* _Data_
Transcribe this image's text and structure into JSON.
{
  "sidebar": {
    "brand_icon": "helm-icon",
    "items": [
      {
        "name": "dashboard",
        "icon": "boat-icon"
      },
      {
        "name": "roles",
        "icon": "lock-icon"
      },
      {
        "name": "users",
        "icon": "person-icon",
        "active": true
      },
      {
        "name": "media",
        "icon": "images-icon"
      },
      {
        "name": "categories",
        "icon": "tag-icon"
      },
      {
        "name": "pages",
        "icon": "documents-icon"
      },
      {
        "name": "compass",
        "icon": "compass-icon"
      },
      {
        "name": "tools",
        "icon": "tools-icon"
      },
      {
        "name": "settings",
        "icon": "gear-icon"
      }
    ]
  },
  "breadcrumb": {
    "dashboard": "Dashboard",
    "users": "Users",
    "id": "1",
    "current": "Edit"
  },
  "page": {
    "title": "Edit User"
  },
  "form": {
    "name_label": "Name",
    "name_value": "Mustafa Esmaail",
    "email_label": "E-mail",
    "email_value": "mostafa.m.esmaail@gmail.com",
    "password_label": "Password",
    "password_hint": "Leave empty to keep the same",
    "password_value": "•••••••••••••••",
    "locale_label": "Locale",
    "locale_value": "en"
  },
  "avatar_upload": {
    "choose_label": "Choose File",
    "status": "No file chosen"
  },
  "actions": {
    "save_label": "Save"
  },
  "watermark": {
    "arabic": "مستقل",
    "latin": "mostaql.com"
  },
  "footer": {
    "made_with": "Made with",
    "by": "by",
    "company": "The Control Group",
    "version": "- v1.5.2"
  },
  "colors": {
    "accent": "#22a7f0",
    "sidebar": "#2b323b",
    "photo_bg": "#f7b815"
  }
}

* _Task objective_
Each record must be returned exactly as it is written.

* _Exercise answer_
Transcribe this image's text and structure into JSON.
{
  "sidebar": {
    "brand_icon": "helm-icon",
    "items": [
      {
        "name": "dashboard",
        "icon": "boat-icon"
      },
      {
        "name": "roles",
        "icon": "lock-icon"
      },
      {
        "name": "users",
        "icon": "person-icon",
        "active": true
      },
      {
        "name": "media",
        "icon": "images-icon"
      },
      {
        "name": "categories",
        "icon": "tag-icon"
      },
      {
        "name": "pages",
        "icon": "documents-icon"
      },
      {
        "name": "compass",
        "icon": "compass-icon"
      },
      {
        "name": "tools",
        "icon": "tools-icon"
      },
      {
        "name": "settings",
        "icon": "gear-icon"
      }
    ]
  },
  "breadcrumb": {
    "dashboard": "Dashboard",
    "users": "Users",
    "id": "1",
    "current": "Edit"
  },
  "page": {
    "title": "Edit User"
  },
  "form": {
    "name_label": "Name",
    "name_value": "Mustafa Esmaail",
    "email_label": "E-mail",
    "email_value": "mostafa.m.esmaail@gmail.com",
    "password_label": "Password",
    "password_hint": "Leave empty to keep the same",
    "password_value": "•••••••••••••••",
    "locale_label": "Locale",
    "locale_value": "en"
  },
  "avatar_upload": {
    "choose_label": "Choose File",
    "status": "No file chosen"
  },
  "actions": {
    "save_label": "Save"
  },
  "watermark": {
    "arabic": "مستقل",
    "latin": "mostaql.com"
  },
  "footer": {
    "made_with": "Made with",
    "by": "by",
    "company": "The Control Group",
    "version": "- v1.5.2"
  },
  "colors": {
    "accent": "#22a7f0",
    "sidebar": "#2b323b",
    "photo_bg": "#f7b815"
  }
}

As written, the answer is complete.